(Objective): Reproduce the records exactly.

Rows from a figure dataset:
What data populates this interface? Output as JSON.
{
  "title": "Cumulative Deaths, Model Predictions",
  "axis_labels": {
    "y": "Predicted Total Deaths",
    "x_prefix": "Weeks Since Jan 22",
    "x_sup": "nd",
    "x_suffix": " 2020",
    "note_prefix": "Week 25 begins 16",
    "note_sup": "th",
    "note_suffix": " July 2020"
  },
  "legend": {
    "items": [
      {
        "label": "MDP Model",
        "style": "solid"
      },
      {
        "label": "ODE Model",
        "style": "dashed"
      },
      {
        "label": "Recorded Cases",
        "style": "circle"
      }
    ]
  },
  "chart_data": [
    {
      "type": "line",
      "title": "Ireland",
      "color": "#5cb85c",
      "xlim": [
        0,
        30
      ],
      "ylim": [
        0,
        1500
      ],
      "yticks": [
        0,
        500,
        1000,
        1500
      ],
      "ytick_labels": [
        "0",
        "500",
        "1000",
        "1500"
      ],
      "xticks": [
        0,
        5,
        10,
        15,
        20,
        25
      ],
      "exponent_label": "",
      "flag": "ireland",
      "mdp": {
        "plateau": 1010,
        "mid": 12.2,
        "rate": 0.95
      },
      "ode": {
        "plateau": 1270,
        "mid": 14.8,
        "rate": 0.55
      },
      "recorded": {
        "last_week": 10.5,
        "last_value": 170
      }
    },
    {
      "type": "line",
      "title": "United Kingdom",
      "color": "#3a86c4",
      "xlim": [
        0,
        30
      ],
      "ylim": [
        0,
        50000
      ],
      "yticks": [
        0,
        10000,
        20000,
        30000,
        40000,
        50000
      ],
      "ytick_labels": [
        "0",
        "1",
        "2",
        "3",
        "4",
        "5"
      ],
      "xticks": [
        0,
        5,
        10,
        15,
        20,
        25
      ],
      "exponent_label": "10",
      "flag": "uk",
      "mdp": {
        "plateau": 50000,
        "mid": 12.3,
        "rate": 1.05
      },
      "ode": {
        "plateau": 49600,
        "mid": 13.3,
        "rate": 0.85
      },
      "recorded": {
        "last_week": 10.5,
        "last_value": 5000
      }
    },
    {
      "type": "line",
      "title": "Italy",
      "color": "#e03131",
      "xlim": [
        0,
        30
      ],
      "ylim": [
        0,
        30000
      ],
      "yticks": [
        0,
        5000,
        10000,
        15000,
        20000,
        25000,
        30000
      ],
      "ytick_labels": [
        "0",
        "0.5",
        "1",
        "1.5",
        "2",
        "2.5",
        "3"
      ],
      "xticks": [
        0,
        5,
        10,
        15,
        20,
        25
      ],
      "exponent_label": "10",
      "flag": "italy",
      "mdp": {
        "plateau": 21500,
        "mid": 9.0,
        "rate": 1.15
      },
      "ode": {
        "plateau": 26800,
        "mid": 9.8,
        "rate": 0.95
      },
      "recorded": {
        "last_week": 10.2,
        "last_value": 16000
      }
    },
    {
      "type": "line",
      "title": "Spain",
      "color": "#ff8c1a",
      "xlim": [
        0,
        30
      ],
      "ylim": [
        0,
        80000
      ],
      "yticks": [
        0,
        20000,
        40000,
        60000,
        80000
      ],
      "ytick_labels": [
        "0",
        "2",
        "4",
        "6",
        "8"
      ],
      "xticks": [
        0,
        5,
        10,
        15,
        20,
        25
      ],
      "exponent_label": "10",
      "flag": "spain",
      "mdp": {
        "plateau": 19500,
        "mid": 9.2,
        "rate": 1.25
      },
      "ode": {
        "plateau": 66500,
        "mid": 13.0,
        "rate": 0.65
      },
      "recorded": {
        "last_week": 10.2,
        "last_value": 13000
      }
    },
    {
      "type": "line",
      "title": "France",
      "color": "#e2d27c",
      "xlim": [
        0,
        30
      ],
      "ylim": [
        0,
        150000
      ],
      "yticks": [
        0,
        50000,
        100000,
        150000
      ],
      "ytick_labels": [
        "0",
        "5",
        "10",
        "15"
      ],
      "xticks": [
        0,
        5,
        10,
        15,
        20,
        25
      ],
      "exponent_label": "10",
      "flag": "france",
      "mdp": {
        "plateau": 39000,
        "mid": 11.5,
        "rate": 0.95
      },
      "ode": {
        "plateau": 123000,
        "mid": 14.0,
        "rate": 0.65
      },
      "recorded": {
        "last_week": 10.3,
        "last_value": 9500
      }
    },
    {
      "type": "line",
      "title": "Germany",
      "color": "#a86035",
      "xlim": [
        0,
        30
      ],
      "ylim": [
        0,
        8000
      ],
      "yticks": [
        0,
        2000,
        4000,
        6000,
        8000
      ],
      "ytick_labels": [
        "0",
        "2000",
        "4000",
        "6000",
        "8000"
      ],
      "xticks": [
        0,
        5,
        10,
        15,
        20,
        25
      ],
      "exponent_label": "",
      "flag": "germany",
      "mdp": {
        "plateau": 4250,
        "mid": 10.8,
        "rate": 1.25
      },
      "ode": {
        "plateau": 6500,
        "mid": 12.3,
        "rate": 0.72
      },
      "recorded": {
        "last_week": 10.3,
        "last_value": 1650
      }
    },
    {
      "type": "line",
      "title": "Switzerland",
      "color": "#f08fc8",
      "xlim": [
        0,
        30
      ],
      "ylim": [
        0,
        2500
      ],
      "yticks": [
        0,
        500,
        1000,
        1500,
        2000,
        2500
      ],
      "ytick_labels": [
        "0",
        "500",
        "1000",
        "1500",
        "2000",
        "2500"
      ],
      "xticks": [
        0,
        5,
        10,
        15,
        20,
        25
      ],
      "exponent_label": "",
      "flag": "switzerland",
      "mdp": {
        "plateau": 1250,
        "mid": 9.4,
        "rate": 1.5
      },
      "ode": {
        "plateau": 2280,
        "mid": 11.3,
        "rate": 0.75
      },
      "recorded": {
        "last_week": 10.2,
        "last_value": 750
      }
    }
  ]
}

(Result of the task):
What data populates this interface? Output as JSON.
{
  "title": "Cumulative Deaths, Model Predictions",
  "axis_labels": {
    "y": "Predicted Total Deaths",
    "x_prefix": "Weeks Since Jan 22",
    "x_sup": "nd",
    "x_suffix": " 2020",
    "note_prefix": "Week 25 begins 16",
    "note_sup": "th",
    "note_suffix": " July 2020"
  },
  "legend": {
    "items": [
      {
        "label": "MDP Model",
        "style": "solid"
      },
      {
        "label": "ODE Model",
        "style": "dashed"
      },
      {
        "label": "Recorded Cases",
        "style": "circle"
      }
    ]
  },
  "chart_data": [
    {
      "type": "line",
      "title": "Ireland",
      "color": "#5cb85c",
      "xlim": [
        0,
        30
      ],
      "ylim": [
        0,
        1500
      ],
      "yticks": [
        0,
        500,
        1000,
        1500
      ],
      "ytick_labels": [
        "0",
        "500",
        "1000",
        "1500"
      ],
      "xticks": [
        0,
        5,
        10,
        15,
        20,
        25
      ],
      "exponent_label": "",
      "flag": "ireland",
      "mdp": {
        "plateau": 1010,
        "mid": 12.2,
        "rate": 0.95
      },
      "ode": {
        "plateau": 1270,
        "mid": 14.8,
        "rate": 0.55
      },
      "recorded": {
        "last_week": 10.5,
        "last_value": 170
      }
    },
    {
      "type": "line",
      "title": "United Kingdom",
      "color": "#3a86c4",
      "xlim": [
        0,
        30
      ],
      "ylim": [
        0,
        50000
      ],
      "yticks": [
        0,
        10000,
        20000,
        30000,
        40000,
        50000
      ],
      "ytick_labels": [
        "0",
        "1",
        "2",
        "3",
        "4",
        "5"
      ],
      "xticks": [
        0,
        5,
        10,
        15,
        20,
        25
      ],
      "exponent_label": "10",
      "flag": "uk",
      "mdp": {
        "plateau": 50000,
        "mid": 12.3,
        "rate": 1.05
      },
      "ode": {
        "plateau": 49600,
        "mid": 13.3,
        "rate": 0.85
      },
      "recorded": {
        "last_week": 10.5,
        "last_value": 5000
      }
    },
    {
      "type": "line",
      "title": "Italy",
      "color": "#e03131",
      "xlim": [
        0,
        30
      ],
      "ylim": [
        0,
        30000
      ],
      "yticks": [
        0,
        5000,
        10000,
        15000,
        20000,
        25000,
        30000
      ],
      "ytick_labels": [
        "0",
        "0.5",
        "1",
        "1.5",
        "2",
        "2.5",
        "3"
      ],
      "xticks": [
        0,
        5,
        10,
        15,
        20,
        25
      ],
      "exponent_label": "10",
      "flag": "italy",
      "mdp": {
        "plateau": 21500,
        "mid": 9.0,
        "rate": 1.15
      },
      "ode": {
        "plateau": 26800,
        "mid": 9.8,
        "rate": 0.95
      },
      "recorded": {
        "last_week": 10.2,
        "last_value": 16000
      }
    },
    {
      "type": "line",
      "title": "Spain",
      "color": "#ff8c1a",
      "xlim": [
        0,
        30
      ],
      "ylim": [
        0,
        80000
      ],
      "yticks": [
        0,
        20000,
        40000,
        60000,
        80000
      ],
      "ytick_labels": [
        "0",
        "2",
        "4",
        "6",
        "8"
      ],
      "xticks": [
        0,
        5,
        10,
        15,
        20,
        25
      ],
      "exponent_label": "10",
      "flag": "spain",
      "mdp": {
        "plateau": 19500,
        "mid": 9.2,
        "rate": 1.25
      },
      "ode": {
        "plateau": 66500,
        "mid": 13.0,
        "rate": 0.65
      },
      "recorded": {
        "last_week": 10.2,
        "last_value": 13000
      }
    },
    {
      "type": "line",
      "title": "France",
      "color": "#e2d27c",
      "xlim": [
        0,
        30
      ],
      "ylim": [
        0,
        150000
      ],
      "yticks": [
        0,
        50000,
        100000,
        150000
      ],
      "ytick_labels": [
        "0",
        "5",
        "10",
        "15"
      ],
      "xticks": [
        0,
        5,
        10,
        15,
        20,
        25
      ],
      "exponent_label": "10",
      "flag": "france",
      "mdp": {
        "plateau": 39000,
        "mid": 11.5,
        "rate": 0.95
      },
      "ode": {
        "plateau": 123000,
        "mid": 14.0,
        "rate": 0.65
      },
      "recorded": {
        "last_week": 10.3,
        "last_value": 9500
      }
    },
    {
      "type": "line",
      "title": "Germany",
      "color": "#a86035",
      "xlim": [
        0,
        30
      ],
      "ylim": [
        0,
        8000
      ],
      "yticks": [
        0,
        2000,
        4000,
        6000,
        8000
      ],
      "ytick_labels": [
        "0",
        "2000",
        "4000",
        "6000",
        "8000"
      ],
      "xticks": [
        0,
        5,
        10,
        15,
        20,
        25
      ],
      "exponent_label": "",
      "flag": "germany",
      "mdp": {
        "plateau": 4250,
        "mid": 10.8,
        "rate": 1.25
      },
      "ode": {
        "plateau": 6500,
        "mid": 12.3,
        "rate": 0.72
      },
      "recorded": {
        "last_week": 10.3,
        "last_value": 1650
      }
    },
    {
      "type": "line",
      "title": "Switzerland",
      "color": "#f08fc8",
      "xlim": [
        0,
        30
      ],
      "ylim": [
        0,
        2500
      ],
      "yticks": [
        0,
        500,
        1000,
        1500,
        2000,
        2500
      ],
      "ytick_labels": [
        "0",
        "500",
        "1000",
        "1500",
        "2000",
        "2500"
      ],
      "xticks": [
        0,
        5,
        10,
        15,
        20,
        25
      ],
      "exponent_label": "",
      "flag": "switzerland",
      "mdp": {
        "plateau": 1250,
        "mid": 9.4,
        "rate": 1.5
      },
      "ode": {
        "plateau": 2280,
        "mid": 11.3,
        "rate": 0.75
      },
      "recorded": {
        "last_week": 10.2,
        "last_value": 750
      }
    }
  ]
}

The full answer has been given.